--- start of DATA TO PROCESS ---

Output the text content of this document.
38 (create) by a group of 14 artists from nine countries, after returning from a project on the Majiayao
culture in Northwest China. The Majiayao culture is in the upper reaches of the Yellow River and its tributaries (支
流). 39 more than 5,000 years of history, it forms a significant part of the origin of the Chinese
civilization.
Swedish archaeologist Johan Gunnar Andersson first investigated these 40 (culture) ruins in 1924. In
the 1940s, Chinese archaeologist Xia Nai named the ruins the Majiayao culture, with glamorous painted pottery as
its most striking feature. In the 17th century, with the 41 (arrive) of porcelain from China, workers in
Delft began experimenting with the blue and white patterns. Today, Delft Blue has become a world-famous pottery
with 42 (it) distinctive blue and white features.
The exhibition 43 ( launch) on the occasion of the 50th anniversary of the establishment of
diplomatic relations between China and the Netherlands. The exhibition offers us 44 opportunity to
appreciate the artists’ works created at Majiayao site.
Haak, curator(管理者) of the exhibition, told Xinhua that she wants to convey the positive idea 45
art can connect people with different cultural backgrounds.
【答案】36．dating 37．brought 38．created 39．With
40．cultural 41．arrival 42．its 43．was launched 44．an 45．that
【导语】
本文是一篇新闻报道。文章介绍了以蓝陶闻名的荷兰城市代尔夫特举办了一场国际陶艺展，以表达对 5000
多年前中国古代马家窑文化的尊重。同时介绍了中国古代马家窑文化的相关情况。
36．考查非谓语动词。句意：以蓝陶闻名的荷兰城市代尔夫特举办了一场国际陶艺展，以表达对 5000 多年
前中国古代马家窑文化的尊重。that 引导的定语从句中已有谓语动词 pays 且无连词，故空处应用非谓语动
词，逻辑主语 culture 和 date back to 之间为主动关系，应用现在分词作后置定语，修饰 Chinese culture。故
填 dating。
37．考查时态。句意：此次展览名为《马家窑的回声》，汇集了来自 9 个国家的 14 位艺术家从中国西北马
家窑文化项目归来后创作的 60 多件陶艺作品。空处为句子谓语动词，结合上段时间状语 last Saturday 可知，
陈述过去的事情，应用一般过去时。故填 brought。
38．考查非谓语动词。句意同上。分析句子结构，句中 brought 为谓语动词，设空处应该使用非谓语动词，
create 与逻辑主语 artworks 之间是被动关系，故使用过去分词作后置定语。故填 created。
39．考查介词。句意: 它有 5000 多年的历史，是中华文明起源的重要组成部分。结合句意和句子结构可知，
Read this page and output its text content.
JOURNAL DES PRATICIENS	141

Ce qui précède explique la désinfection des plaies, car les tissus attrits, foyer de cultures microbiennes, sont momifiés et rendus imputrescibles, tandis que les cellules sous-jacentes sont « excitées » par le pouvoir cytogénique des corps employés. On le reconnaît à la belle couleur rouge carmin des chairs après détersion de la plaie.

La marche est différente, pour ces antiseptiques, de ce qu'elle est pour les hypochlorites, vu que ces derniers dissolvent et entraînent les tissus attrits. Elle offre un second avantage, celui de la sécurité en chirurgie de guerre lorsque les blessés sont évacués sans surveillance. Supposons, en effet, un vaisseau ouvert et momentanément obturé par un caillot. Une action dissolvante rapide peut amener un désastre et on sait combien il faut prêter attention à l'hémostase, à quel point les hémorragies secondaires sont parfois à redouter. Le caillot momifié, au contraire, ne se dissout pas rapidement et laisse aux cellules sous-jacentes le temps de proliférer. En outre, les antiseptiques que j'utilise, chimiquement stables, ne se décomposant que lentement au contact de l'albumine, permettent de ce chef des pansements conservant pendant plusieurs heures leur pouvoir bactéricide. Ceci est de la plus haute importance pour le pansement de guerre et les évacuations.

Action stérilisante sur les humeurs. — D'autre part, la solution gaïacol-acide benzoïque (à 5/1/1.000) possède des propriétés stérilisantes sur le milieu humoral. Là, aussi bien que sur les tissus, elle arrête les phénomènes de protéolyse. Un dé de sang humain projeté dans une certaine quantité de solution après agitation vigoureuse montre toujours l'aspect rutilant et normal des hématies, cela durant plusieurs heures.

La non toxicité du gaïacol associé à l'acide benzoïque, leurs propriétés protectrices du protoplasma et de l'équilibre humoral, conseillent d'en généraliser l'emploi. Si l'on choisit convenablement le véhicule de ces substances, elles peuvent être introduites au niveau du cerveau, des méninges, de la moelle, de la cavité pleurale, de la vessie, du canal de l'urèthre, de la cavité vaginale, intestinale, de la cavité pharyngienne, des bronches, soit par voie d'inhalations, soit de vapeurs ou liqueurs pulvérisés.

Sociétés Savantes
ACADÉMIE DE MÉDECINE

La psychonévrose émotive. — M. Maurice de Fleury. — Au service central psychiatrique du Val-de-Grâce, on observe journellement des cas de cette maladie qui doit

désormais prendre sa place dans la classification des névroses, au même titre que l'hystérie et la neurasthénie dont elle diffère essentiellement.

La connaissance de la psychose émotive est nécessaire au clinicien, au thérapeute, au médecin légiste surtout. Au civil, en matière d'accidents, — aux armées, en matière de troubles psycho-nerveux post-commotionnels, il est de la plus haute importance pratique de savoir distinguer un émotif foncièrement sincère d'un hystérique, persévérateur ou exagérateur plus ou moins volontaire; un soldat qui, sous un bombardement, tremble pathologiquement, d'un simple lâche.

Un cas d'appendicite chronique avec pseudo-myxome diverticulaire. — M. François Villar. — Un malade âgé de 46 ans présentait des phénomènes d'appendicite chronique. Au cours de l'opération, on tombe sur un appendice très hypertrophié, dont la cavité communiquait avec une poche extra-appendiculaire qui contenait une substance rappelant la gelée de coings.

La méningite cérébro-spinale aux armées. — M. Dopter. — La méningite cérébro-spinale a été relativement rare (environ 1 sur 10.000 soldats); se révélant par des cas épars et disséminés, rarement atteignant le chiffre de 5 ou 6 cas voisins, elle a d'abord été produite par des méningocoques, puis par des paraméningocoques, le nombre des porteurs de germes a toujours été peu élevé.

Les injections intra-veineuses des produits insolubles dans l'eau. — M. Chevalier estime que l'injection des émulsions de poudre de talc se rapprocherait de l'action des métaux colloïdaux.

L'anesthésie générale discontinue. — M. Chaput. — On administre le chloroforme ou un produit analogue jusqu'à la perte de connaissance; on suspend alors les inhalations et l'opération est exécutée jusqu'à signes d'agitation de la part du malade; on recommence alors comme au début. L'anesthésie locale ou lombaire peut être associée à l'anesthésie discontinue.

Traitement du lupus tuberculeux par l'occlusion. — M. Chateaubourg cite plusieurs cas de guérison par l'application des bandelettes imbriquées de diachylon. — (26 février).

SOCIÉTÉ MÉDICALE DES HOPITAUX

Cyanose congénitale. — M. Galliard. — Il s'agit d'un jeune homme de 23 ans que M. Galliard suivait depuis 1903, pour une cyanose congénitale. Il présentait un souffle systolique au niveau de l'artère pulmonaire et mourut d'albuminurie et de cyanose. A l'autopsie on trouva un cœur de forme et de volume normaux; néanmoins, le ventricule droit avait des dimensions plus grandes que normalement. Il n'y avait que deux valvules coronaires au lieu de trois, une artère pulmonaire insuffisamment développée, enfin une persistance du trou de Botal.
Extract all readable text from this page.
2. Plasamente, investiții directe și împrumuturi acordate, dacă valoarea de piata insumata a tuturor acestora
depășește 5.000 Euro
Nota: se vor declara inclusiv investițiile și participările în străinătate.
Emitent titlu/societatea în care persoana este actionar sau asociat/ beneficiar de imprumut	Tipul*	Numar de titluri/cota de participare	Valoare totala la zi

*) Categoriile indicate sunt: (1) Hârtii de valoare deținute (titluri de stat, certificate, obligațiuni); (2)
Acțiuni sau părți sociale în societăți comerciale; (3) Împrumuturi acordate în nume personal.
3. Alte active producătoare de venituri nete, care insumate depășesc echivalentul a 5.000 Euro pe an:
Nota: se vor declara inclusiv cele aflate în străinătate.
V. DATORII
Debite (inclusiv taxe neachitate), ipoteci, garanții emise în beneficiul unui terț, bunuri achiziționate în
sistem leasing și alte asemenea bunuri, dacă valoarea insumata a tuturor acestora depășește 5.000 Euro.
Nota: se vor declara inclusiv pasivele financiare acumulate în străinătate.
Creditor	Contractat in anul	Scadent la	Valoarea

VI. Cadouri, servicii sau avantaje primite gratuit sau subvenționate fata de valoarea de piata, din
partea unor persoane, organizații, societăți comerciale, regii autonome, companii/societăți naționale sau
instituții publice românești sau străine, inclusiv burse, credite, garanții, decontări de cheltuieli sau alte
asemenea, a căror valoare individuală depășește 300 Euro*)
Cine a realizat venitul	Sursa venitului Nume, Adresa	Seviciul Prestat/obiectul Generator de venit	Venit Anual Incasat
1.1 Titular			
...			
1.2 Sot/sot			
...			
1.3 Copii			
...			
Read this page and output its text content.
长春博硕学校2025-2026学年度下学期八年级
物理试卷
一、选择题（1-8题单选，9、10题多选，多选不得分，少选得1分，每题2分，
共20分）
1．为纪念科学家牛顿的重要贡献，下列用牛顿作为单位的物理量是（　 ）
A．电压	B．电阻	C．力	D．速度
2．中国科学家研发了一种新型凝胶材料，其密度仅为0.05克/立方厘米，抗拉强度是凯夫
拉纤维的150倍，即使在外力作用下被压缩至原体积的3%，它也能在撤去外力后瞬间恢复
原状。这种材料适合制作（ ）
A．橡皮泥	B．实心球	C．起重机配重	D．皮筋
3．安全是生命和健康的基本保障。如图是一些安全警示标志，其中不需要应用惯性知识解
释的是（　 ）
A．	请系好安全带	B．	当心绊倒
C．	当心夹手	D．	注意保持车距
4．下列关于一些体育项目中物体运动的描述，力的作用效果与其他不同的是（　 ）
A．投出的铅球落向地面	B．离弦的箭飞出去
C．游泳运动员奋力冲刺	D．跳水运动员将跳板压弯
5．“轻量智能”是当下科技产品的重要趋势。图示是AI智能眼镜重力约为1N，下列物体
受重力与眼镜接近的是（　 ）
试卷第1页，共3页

--- end of DATA TO PROCESS ---

In the listing, find every line with the word "care" and state how many there are, nothing more.

2